Document segment
↓
Kirsty Russell: Practising Bodies

8 Jun-3 Aug 2024
PV 7 Jun 2024, 7-9pm

Cubitt Gallery
London N1 9HH

Overview

Preview: Friday 7 June, 7-9pm.

Exhibition: 8 June – 03 August 2024

Aberdeen-based Kirsty Russell’s first solo exhibition presents new work that draws correlations between handling practices for textile conservation, processes of sculptural casting and the manners by which people are moved and handled in care and nursing practices.

Since 2022, Russell has been undertaking conversations with Nurses and Healthcare Workers, departing from a shared interest between herself and her mother and sister, who both work in the NHS. For her newly-commissioned exhibition at Cubitt, Russell presents new sculptures, textile work, and video, developed with these members of her family, as well as a group of Healthcare Workers in Aberdeen, where she lives.

A large-scale curtain work, digitally embroidered whilst on residency at Edinburgh College of Art (University of Edinburgh) is mirrored in group embroidery work documented in a nearby video, whilst bronze sculptures, whose development by Russell and her mother are also depicted in this same video, are scattered throughout the gallery space.
↑
What this task involves
Retype the part of the exhibition listing starting at "Exhibition: 8 June" and ending at "where she lives.".

Spatial layout data
↓
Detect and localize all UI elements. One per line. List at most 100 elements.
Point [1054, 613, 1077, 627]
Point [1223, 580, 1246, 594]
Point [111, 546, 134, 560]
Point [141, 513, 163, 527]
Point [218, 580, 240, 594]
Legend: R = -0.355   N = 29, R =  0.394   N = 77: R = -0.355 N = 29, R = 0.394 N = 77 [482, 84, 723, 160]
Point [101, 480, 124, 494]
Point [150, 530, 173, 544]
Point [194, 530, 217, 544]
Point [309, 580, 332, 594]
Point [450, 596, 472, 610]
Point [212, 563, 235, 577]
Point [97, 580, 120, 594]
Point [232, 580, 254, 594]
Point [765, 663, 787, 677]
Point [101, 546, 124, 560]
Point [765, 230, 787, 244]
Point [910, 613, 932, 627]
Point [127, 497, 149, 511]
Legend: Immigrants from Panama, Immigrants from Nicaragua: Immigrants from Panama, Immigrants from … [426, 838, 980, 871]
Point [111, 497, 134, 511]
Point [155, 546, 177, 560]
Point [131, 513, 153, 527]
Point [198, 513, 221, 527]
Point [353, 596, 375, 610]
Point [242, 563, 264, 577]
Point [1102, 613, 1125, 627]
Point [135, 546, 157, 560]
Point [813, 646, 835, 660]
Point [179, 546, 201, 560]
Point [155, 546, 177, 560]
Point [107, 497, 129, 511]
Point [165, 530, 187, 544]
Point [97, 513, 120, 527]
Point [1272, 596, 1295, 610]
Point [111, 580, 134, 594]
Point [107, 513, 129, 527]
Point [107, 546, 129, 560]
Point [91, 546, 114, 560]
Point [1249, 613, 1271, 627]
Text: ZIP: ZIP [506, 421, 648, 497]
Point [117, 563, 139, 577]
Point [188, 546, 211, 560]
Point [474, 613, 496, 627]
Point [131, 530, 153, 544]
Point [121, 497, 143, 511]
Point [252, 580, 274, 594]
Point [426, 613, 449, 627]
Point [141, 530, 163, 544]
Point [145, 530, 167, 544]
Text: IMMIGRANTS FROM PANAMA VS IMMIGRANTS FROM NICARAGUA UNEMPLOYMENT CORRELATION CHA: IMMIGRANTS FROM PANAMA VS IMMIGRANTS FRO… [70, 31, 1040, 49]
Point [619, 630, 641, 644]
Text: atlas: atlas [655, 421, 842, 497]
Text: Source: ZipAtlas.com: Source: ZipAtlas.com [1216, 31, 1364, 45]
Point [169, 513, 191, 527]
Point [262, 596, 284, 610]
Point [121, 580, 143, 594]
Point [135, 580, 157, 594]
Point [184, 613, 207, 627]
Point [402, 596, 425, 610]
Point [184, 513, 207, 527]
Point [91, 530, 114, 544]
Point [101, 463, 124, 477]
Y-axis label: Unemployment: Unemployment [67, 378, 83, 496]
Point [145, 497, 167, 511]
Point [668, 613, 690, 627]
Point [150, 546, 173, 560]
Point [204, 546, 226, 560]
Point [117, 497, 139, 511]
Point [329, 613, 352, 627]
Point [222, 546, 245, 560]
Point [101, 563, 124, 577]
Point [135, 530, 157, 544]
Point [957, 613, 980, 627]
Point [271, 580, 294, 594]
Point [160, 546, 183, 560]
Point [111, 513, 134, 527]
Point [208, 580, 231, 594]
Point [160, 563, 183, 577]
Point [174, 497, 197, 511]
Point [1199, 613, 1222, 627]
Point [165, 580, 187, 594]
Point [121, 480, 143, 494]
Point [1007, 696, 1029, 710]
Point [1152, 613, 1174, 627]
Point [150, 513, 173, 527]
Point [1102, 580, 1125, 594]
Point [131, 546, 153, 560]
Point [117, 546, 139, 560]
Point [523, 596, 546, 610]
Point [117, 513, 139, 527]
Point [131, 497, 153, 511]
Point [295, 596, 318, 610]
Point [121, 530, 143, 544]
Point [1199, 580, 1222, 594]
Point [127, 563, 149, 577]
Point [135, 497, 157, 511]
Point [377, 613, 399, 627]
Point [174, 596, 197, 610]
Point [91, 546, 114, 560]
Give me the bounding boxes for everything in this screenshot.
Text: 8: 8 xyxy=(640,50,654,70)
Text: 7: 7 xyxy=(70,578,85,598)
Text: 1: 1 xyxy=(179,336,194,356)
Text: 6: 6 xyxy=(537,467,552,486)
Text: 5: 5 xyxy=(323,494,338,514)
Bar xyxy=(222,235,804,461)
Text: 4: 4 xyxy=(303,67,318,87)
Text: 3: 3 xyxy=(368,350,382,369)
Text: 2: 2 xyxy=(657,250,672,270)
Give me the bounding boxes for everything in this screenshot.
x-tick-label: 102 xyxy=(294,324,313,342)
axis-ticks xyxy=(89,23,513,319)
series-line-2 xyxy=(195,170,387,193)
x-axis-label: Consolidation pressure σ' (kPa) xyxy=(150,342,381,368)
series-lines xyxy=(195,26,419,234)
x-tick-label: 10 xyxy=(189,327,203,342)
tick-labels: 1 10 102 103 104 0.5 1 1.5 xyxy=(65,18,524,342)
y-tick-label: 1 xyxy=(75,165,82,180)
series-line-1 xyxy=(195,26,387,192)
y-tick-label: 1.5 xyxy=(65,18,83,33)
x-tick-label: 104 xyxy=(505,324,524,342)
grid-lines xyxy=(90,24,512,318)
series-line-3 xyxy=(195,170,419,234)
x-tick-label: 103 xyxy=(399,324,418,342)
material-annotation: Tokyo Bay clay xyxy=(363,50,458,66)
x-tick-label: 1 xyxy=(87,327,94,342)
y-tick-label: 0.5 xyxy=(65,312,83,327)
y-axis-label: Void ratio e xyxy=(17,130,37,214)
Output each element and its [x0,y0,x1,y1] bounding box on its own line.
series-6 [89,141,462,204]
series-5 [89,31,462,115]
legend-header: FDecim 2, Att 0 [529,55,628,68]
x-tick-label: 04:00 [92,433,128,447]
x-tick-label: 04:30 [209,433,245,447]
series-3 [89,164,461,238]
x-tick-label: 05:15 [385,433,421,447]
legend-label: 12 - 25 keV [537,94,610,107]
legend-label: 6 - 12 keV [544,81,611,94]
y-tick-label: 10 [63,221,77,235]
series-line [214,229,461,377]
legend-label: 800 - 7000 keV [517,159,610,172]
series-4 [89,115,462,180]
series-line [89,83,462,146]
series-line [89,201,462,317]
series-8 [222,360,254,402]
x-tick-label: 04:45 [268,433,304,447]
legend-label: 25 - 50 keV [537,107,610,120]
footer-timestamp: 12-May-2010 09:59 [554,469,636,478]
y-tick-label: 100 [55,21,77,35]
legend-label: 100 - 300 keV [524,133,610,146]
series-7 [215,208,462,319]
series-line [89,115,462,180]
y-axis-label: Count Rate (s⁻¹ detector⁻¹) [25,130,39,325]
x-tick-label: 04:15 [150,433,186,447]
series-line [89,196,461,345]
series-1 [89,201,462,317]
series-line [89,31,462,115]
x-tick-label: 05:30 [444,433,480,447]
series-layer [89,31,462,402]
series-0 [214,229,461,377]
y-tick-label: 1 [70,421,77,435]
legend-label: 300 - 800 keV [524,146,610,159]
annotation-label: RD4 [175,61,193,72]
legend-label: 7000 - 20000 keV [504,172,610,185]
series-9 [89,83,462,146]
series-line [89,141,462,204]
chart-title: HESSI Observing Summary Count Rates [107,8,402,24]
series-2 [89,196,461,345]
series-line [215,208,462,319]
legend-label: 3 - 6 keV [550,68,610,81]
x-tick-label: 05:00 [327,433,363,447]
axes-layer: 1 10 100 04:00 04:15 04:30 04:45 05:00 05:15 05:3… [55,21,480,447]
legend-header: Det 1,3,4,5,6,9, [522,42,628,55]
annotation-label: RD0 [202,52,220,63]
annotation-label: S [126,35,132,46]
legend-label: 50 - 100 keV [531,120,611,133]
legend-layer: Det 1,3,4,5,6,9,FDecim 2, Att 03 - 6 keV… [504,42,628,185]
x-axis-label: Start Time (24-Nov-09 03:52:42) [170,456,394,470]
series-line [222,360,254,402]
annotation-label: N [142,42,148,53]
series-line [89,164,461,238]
↑
Exercise output
Exhibition: 8 June – 03 August 2024

Aberdeen-based Kirsty Russell’s first solo exhibition presents new work that draws correlations between handling practices for textile conservation, processes of sculptural casting and the manners by which people are moved and handled in care and nursing practices.

Since 2022, Russell has been undertaking conversations with Nurses and Healthcare Workers, departing from a shared interest between herself and her mother and sister, who both work in the NHS. For her newly-commissioned exhibition at Cubitt, Russell presents new sculptures, textile work, and video, developed with these members of her family, as well as a group of Healthcare Workers in Aberdeen, where she lives.